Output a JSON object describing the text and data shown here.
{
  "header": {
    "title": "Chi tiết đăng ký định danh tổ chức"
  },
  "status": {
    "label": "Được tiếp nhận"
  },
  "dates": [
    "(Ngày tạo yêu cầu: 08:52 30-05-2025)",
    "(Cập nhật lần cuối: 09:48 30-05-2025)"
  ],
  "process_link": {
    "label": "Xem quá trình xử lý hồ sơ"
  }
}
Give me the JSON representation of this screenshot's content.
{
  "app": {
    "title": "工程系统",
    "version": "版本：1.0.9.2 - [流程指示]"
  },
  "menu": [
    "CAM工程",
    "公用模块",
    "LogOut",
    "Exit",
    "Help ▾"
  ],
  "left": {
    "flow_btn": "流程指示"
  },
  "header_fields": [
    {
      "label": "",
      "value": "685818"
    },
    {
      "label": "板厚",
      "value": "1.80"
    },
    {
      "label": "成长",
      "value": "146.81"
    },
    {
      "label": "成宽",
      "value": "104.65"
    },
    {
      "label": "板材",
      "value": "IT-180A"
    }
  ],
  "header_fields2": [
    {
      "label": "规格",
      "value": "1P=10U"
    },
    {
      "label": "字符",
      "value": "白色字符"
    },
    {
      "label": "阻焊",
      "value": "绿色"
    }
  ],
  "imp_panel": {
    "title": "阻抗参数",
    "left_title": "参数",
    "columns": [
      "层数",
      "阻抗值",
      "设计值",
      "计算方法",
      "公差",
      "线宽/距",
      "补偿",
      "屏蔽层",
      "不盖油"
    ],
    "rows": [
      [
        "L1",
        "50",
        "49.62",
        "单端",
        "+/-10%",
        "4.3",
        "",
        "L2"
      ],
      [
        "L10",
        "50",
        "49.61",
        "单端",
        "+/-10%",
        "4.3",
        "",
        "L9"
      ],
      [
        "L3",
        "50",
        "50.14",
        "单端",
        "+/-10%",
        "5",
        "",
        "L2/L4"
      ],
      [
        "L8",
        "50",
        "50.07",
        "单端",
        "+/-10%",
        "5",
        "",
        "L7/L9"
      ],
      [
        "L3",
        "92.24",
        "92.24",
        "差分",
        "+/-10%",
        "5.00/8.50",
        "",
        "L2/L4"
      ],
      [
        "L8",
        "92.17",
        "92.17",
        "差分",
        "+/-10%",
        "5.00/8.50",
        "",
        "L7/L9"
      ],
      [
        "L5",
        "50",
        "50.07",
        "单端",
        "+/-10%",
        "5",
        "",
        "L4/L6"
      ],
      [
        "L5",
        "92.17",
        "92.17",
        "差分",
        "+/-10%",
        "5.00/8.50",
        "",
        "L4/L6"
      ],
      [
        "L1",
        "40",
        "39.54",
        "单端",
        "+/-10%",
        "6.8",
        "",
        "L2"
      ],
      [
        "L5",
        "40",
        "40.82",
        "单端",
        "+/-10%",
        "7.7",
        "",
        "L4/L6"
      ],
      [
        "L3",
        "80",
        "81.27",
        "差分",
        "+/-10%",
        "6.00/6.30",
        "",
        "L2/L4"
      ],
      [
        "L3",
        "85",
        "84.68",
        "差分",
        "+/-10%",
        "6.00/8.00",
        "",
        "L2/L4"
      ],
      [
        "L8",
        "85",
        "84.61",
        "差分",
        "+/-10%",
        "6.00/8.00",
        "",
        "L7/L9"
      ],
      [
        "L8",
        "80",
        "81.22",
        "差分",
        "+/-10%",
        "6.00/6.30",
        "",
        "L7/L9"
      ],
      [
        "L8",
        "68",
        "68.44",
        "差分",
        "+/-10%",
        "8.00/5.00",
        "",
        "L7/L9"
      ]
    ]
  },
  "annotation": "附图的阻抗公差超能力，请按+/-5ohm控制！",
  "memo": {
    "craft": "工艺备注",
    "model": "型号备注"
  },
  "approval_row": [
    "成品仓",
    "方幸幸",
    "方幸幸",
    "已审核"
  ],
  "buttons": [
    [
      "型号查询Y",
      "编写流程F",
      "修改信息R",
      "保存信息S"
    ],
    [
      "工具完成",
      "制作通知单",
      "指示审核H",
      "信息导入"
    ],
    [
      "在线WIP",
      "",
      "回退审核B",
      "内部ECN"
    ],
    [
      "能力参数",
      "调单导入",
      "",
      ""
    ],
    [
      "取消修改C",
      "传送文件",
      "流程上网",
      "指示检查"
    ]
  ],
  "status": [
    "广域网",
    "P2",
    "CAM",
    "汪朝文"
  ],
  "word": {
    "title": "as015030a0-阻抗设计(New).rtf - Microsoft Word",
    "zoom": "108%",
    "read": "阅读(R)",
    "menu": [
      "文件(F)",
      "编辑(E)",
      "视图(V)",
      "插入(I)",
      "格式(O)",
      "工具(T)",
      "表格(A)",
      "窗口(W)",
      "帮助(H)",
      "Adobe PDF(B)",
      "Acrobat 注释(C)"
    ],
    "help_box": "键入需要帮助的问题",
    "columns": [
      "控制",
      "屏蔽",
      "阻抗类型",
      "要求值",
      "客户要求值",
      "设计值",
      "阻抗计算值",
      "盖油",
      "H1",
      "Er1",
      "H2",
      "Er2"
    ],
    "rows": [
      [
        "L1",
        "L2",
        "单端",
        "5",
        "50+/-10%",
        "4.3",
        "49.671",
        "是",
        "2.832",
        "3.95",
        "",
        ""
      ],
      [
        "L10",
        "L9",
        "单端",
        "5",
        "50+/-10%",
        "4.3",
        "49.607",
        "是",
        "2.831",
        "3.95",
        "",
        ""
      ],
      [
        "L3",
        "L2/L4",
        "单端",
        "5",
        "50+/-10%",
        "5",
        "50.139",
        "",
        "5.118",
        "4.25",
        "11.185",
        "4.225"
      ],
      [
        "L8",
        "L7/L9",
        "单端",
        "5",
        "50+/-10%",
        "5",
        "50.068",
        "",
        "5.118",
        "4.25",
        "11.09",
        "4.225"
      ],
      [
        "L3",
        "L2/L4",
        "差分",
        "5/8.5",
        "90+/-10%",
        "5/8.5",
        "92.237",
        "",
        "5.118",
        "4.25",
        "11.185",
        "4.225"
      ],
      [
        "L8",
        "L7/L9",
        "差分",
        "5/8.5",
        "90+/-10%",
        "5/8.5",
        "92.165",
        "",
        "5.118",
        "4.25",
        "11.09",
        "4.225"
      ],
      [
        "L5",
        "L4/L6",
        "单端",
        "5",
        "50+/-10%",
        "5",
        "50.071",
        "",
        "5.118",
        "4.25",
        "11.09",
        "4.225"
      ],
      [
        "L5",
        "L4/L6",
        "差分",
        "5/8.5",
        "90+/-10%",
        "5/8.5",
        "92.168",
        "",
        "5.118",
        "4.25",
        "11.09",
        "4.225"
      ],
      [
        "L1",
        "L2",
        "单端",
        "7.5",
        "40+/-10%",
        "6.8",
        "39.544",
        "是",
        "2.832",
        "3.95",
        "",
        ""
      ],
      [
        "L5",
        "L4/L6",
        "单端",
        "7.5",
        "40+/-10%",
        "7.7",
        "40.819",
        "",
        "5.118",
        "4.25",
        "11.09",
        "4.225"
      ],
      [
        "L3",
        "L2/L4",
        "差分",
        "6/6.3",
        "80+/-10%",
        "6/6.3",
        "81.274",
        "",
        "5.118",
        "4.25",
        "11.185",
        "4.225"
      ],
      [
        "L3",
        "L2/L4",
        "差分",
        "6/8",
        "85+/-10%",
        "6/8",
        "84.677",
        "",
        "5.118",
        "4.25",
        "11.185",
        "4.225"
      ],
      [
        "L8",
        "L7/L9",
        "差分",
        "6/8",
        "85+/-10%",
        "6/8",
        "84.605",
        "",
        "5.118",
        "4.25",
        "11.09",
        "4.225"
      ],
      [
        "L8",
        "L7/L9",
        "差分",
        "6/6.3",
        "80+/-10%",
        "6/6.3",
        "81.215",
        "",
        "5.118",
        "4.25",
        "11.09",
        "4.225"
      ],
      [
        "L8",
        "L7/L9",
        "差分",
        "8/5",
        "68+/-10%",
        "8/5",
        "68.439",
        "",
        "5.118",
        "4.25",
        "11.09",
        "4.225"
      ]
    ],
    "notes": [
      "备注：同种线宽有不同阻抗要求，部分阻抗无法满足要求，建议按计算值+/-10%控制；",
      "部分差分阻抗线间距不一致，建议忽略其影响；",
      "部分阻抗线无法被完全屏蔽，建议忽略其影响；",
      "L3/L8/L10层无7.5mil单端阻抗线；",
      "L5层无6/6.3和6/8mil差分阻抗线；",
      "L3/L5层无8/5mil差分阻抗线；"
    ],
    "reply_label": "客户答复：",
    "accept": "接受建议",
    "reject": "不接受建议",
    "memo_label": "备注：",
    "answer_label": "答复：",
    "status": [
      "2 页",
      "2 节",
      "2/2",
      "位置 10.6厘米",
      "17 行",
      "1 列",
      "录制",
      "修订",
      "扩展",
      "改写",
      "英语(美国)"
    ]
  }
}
..............................
- **Exercise brief**
Find the lines that include the string "建议忽略其影响", then copy each of them.

- **Answer**
      "部分差分阻抗线间距不一致，建议忽略其影响；",
      "部分阻抗线无法被完全屏蔽，建议忽略其影响；",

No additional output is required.